Written instruction: Select all lines in the records that include "object".

Figure contents as structured data
Begin

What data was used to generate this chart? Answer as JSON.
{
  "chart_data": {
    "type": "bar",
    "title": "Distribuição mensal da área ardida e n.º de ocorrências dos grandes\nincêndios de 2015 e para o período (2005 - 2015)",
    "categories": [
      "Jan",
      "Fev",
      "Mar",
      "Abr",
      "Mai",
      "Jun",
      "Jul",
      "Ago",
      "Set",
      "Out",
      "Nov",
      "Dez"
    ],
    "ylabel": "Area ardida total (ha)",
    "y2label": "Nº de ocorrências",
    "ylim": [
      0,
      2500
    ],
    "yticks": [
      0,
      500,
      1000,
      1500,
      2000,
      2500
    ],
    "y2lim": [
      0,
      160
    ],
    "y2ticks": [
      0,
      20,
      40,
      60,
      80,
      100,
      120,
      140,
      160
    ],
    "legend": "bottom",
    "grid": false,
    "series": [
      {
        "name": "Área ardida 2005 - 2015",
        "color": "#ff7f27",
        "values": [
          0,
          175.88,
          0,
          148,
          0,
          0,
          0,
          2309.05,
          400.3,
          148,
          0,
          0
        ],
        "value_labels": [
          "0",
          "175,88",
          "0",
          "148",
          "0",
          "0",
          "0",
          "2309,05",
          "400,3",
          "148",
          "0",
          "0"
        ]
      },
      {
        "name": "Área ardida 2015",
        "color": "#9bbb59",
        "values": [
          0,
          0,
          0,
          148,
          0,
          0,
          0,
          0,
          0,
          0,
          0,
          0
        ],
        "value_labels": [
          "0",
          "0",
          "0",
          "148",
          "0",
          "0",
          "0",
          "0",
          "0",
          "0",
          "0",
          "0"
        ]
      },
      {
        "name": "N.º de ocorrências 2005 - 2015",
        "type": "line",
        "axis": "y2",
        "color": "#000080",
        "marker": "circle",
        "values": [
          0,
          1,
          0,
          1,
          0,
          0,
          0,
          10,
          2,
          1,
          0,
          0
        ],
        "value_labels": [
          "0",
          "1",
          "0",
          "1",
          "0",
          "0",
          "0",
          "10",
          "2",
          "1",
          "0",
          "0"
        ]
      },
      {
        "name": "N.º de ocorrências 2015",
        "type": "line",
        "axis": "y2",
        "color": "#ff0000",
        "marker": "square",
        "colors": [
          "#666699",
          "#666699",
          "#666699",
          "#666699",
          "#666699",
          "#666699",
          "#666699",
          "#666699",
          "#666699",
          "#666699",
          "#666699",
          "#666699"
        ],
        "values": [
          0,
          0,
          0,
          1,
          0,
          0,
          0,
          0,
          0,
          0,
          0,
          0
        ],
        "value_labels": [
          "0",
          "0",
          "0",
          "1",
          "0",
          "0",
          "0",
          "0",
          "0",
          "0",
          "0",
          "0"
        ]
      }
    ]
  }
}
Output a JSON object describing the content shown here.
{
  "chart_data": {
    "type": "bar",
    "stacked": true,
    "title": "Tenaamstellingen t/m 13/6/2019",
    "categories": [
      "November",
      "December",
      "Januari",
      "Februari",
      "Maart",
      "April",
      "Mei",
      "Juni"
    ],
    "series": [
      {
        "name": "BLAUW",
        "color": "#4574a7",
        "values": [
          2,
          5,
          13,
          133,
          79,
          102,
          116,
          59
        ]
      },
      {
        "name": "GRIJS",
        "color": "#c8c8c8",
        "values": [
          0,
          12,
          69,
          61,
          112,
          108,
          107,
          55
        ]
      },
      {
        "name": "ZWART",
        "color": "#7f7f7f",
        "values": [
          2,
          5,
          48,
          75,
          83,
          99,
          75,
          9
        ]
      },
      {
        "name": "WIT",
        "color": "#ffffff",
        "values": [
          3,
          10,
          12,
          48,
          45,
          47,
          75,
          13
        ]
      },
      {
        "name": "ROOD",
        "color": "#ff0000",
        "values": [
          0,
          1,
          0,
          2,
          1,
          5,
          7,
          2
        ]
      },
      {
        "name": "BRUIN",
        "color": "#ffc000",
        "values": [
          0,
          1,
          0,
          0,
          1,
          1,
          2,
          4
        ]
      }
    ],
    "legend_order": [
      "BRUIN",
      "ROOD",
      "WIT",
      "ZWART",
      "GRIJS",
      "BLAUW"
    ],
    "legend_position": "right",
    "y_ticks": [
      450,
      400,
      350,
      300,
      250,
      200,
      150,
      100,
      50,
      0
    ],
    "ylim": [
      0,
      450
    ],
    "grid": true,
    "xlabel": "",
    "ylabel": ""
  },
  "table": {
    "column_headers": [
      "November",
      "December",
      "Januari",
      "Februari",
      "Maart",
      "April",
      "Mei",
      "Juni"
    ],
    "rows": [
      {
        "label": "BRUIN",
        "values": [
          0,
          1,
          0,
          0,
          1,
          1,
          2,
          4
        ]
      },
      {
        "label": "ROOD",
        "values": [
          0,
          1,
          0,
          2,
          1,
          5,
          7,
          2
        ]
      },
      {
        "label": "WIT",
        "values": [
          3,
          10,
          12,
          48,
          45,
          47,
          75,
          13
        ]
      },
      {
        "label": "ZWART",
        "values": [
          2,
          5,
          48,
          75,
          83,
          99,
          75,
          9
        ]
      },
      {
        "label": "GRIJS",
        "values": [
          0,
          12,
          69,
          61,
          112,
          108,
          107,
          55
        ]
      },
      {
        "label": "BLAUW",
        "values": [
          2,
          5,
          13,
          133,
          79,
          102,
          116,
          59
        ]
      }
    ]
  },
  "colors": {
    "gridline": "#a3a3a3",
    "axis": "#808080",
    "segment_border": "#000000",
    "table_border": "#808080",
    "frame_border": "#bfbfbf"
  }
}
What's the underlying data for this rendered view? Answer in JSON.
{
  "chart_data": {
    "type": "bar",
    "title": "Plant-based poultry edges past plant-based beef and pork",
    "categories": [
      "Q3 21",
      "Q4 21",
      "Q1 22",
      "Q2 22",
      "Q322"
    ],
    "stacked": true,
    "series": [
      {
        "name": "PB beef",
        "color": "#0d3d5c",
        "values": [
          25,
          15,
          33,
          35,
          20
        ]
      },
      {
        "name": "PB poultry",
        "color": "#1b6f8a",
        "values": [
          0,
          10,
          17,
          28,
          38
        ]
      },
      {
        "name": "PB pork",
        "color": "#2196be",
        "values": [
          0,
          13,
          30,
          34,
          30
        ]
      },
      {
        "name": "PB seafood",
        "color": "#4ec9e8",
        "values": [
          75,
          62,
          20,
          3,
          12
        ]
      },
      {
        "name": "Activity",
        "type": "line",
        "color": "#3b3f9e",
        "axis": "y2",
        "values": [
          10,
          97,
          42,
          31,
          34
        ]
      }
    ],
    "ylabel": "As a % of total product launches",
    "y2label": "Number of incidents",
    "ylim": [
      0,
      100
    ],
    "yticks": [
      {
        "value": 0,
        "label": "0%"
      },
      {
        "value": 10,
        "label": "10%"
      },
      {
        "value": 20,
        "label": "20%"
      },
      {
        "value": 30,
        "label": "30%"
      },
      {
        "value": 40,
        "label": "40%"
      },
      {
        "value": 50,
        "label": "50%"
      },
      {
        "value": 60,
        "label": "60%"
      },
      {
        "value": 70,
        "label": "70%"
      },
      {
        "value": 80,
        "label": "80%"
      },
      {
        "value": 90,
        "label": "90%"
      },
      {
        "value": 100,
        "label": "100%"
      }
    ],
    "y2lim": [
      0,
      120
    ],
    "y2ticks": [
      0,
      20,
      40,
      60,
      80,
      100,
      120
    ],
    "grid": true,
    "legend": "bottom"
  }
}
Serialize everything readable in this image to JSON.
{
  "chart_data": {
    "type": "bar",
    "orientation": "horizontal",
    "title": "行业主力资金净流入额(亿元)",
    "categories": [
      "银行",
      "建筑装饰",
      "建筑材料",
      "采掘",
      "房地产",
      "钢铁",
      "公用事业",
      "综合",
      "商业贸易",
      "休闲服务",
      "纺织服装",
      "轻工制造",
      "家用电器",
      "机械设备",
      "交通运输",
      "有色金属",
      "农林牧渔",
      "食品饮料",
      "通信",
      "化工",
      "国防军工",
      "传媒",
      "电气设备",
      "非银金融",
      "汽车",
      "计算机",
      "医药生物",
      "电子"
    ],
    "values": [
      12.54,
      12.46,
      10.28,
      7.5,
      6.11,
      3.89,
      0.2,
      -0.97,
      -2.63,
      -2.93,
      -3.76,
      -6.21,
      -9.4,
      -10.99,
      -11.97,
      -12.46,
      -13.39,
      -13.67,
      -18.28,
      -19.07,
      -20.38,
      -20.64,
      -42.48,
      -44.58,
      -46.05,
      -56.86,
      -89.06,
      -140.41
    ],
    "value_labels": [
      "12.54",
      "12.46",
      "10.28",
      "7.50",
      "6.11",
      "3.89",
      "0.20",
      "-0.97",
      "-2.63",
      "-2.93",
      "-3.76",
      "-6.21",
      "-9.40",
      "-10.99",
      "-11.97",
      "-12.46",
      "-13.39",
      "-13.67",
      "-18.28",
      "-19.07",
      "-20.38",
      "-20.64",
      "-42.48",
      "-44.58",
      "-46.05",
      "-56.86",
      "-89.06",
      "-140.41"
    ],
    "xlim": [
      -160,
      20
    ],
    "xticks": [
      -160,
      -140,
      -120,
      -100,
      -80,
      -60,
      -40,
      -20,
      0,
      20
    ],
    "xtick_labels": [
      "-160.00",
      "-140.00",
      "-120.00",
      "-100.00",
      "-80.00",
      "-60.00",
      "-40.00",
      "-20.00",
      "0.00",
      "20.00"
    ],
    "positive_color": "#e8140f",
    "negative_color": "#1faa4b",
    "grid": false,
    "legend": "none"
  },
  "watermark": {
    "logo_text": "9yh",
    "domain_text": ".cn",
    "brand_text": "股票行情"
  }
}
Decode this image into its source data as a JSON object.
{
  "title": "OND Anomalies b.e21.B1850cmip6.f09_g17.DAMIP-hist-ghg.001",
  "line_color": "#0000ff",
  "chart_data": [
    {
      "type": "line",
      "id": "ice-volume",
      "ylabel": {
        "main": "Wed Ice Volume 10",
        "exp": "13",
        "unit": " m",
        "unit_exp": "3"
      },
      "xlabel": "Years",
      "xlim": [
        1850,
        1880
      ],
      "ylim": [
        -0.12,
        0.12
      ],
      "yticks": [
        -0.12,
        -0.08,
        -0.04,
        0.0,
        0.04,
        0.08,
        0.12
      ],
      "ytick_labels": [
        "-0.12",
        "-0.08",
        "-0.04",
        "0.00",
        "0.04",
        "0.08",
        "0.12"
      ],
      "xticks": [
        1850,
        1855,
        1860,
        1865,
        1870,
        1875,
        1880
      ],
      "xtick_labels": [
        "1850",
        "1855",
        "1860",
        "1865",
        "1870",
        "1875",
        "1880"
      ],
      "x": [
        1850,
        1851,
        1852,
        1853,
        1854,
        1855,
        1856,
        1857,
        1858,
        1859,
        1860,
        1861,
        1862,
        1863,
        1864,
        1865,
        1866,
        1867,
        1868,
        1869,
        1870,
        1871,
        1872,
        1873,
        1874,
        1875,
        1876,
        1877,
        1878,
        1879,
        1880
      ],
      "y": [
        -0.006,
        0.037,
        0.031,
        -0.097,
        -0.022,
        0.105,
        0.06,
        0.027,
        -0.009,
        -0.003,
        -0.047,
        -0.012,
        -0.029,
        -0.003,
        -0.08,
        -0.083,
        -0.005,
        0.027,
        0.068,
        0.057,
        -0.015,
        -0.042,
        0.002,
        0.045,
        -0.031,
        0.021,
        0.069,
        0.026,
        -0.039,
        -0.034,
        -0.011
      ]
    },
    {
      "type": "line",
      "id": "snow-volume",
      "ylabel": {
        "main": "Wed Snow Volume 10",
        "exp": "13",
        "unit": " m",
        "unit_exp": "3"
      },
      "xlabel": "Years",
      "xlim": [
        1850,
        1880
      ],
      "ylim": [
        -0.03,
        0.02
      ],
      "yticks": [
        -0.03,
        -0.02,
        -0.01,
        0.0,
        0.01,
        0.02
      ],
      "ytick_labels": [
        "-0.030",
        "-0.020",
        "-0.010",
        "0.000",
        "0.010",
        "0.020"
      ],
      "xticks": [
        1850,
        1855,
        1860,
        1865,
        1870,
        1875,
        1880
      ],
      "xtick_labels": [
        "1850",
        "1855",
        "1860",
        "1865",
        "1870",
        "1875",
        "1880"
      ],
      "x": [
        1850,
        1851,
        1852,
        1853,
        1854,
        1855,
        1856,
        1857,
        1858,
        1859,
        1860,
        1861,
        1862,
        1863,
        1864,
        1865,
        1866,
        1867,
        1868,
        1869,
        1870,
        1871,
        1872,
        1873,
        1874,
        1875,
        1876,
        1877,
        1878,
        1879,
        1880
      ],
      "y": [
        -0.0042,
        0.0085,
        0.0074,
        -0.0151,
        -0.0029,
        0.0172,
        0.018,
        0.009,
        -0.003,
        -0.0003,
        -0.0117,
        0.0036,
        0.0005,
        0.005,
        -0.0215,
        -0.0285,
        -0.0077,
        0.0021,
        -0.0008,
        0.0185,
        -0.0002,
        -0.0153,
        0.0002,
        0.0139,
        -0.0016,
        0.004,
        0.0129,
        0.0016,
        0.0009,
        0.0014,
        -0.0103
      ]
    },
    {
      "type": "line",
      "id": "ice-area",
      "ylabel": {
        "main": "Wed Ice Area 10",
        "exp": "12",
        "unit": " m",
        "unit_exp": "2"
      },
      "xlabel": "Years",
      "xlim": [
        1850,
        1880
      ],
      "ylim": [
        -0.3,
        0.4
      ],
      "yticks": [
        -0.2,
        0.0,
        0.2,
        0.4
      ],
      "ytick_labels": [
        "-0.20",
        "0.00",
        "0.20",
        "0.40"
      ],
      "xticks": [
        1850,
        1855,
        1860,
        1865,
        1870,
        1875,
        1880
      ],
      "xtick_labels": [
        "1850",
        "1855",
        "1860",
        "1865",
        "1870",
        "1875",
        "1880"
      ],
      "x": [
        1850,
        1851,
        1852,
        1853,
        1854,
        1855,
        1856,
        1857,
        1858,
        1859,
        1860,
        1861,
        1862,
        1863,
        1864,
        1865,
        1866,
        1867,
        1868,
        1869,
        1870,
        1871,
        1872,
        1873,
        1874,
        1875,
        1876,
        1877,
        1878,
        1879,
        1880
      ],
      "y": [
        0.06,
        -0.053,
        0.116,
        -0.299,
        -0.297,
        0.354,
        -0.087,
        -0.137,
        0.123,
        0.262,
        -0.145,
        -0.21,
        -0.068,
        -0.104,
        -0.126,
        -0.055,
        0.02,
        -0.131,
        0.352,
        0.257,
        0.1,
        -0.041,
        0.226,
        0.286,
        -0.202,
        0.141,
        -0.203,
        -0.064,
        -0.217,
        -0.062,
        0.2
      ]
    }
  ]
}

End

Solution to this problem:
Output a JSON object describing the content shown here.
Decode this image into its source data as a JSON object.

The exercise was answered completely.